**STATED PROBLEM**
Return the listing below verbatim. Pictures do not belong in the copy.
== SOURCE RECORDS ==
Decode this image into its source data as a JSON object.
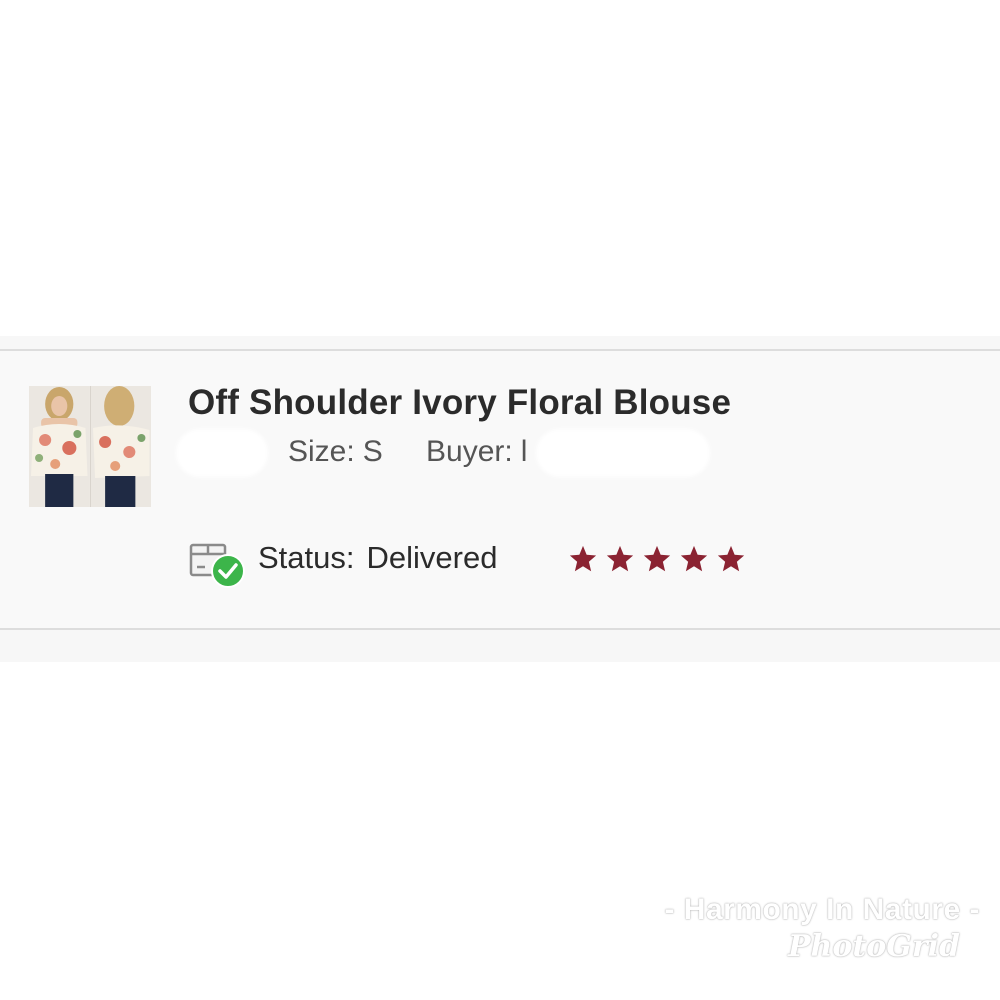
{
  "item": {
    "title": "Off Shoulder Ivory Floral Blouse",
    "size_label": "Size:",
    "size_value": "S",
    "buyer_label": "Buyer:",
    "buyer_value": "l",
    "status_label": "Status:",
    "status_value": "Delivered",
    "thumbnail_icon": "product-photo",
    "status_icon": "package-delivered-icon"
  },
  "rating": {
    "value": 5,
    "max": 5,
    "color": "#8b2332"
  },
  "colors": {
    "accent_check": "#3cb54a",
    "title_text": "#2b2b2b",
    "meta_text": "#555555"
  },
  "watermark": {
    "line1": "- Harmony In Nature -",
    "line2": "PhotoGrid"
  }
}
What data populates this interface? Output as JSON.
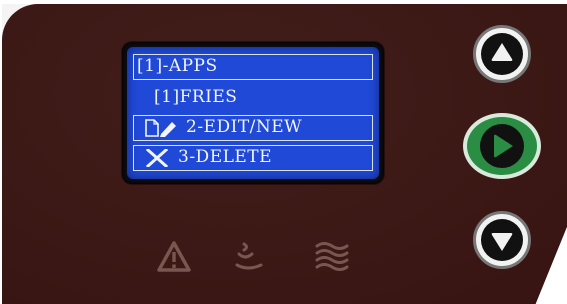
{
  "display": {
    "rows": [
      {
        "text": "[1]-APPS"
      },
      {
        "text": "[1]FRIES"
      },
      {
        "text": "2-EDIT/NEW",
        "icon": "edit-icon"
      },
      {
        "text": "3-DELETE",
        "icon": "x-icon"
      }
    ],
    "background_color": "#1f49d6",
    "text_color": "#f1f5ff"
  },
  "controls": {
    "up": {
      "icon": "up-arrow-icon"
    },
    "select": {
      "icon": "play-arrow-icon",
      "color": "#2b8c44"
    },
    "down": {
      "icon": "down-arrow-icon"
    }
  },
  "indicators": [
    {
      "icon": "warning-icon"
    },
    {
      "icon": "heat-icon"
    },
    {
      "icon": "steam-icon"
    }
  ],
  "panel_color": "#3b1512"
}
===
**ANSWER TO THE TASK**
Decode this image into its source data as a JSON object.
{
  "item": {
    "title": "Off Shoulder Ivory Floral Blouse",
    "size_label": "Size:",
    "size_value": "S",
    "buyer_label": "Buyer:",
    "buyer_value": "l",
    "status_label": "Status:",
    "status_value": "Delivered",
    "thumbnail_icon": "product-photo",
    "status_icon": "package-delivered-icon"
  },
  "rating": {
    "value": 5,
    "max": 5,
    "color": "#8b2332"
  },
  "colors": {
    "accent_check": "#3cb54a",
    "title_text": "#2b2b2b",
    "meta_text": "#555555"
  },
  "watermark": {
    "line1": "- Harmony In Nature -",
    "line2": "PhotoGrid"
  }
}
What data populates this interface? Output as JSON.
{
  "display": {
    "rows": [
      {
        "text": "[1]-APPS"
      },
      {
        "text": "[1]FRIES"
      },
      {
        "text": "2-EDIT/NEW",
        "icon": "edit-icon"
      },
      {
        "text": "3-DELETE",
        "icon": "x-icon"
      }
    ],
    "background_color": "#1f49d6",
    "text_color": "#f1f5ff"
  },
  "controls": {
    "up": {
      "icon": "up-arrow-icon"
    },
    "select": {
      "icon": "play-arrow-icon",
      "color": "#2b8c44"
    },
    "down": {
      "icon": "down-arrow-icon"
    }
  },
  "indicators": [
    {
      "icon": "warning-icon"
    },
    {
      "icon": "heat-icon"
    },
    {
      "icon": "steam-icon"
    }
  ],
  "panel_color": "#3b1512"
}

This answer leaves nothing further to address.